- [EXERCISE REQUIREMENTS]: Locate the lines that hold the string "from". Copy every such line.

- [GIVEN INFORMATION]:
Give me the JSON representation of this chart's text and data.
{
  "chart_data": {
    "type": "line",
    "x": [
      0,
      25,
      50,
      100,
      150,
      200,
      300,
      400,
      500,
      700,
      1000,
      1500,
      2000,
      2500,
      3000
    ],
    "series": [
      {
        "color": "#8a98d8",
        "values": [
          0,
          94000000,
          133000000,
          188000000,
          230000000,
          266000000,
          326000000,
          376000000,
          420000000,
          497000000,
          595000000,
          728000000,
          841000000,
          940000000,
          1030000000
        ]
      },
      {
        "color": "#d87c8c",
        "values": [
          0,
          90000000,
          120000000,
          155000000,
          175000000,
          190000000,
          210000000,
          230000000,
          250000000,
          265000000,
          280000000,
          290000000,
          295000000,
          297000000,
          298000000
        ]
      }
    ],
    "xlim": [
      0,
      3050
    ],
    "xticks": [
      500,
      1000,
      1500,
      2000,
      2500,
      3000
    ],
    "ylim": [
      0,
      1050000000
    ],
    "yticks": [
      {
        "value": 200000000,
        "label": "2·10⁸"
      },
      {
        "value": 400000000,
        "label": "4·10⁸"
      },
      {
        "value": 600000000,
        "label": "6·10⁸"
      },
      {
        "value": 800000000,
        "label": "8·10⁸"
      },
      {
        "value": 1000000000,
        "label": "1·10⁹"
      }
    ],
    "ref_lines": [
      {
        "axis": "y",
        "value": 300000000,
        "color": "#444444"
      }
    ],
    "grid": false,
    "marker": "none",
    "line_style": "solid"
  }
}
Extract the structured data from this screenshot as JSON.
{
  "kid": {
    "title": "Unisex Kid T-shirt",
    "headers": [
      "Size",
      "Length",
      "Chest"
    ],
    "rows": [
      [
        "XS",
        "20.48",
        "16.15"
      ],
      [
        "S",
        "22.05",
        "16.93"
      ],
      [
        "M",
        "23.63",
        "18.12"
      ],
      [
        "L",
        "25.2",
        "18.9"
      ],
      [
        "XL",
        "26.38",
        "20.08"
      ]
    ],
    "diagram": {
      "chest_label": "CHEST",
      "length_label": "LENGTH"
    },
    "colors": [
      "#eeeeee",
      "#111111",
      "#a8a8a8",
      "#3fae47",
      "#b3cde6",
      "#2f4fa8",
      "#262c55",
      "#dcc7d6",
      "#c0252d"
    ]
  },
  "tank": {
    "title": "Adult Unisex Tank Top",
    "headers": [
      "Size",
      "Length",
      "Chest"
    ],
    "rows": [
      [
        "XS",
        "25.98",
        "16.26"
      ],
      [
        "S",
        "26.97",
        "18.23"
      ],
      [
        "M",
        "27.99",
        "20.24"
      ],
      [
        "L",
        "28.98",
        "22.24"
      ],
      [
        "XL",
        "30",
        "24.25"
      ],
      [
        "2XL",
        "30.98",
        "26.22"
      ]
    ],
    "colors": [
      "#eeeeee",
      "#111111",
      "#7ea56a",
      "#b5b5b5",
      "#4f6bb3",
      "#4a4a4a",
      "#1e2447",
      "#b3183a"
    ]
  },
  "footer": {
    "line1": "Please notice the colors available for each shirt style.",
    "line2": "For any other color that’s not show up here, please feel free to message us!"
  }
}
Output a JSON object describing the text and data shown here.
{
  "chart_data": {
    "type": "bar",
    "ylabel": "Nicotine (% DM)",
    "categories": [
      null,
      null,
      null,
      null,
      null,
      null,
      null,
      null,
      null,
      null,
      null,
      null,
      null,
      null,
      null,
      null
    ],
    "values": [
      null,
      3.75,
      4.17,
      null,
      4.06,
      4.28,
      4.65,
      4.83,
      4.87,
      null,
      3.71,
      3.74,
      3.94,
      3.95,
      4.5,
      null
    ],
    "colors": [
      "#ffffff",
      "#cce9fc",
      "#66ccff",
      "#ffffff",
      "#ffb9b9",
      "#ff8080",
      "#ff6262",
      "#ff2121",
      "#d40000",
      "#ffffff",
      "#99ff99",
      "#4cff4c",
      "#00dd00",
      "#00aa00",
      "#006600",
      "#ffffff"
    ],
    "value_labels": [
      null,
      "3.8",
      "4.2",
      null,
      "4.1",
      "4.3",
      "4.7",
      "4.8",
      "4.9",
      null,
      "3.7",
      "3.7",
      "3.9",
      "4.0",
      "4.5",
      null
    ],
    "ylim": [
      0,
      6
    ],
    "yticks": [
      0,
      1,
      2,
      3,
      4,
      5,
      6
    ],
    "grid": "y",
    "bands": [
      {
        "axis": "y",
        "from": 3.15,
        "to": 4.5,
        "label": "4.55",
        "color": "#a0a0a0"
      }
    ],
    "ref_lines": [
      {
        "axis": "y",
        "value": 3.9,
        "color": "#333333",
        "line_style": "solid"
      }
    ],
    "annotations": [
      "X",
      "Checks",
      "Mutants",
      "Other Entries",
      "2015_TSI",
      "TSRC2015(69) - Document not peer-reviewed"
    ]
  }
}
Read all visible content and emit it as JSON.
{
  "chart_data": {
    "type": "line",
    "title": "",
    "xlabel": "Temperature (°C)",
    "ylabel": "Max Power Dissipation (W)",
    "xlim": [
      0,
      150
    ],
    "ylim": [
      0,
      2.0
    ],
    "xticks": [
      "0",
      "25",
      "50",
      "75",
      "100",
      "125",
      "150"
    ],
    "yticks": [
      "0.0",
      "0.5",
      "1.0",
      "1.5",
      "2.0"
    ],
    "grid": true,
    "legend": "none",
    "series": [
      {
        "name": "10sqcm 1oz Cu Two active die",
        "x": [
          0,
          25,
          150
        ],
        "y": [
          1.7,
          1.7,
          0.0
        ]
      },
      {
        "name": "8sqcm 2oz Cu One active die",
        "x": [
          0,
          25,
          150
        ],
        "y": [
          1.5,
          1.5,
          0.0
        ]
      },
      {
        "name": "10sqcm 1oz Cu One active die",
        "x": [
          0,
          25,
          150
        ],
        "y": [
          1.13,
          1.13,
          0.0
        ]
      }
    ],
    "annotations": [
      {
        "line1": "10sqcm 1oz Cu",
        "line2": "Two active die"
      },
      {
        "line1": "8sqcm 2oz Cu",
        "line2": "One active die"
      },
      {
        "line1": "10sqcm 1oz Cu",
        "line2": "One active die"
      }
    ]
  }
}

- [WORKED ANSWER]:
Extract the structured data from this screenshot as JSON.
        "from": 3.15,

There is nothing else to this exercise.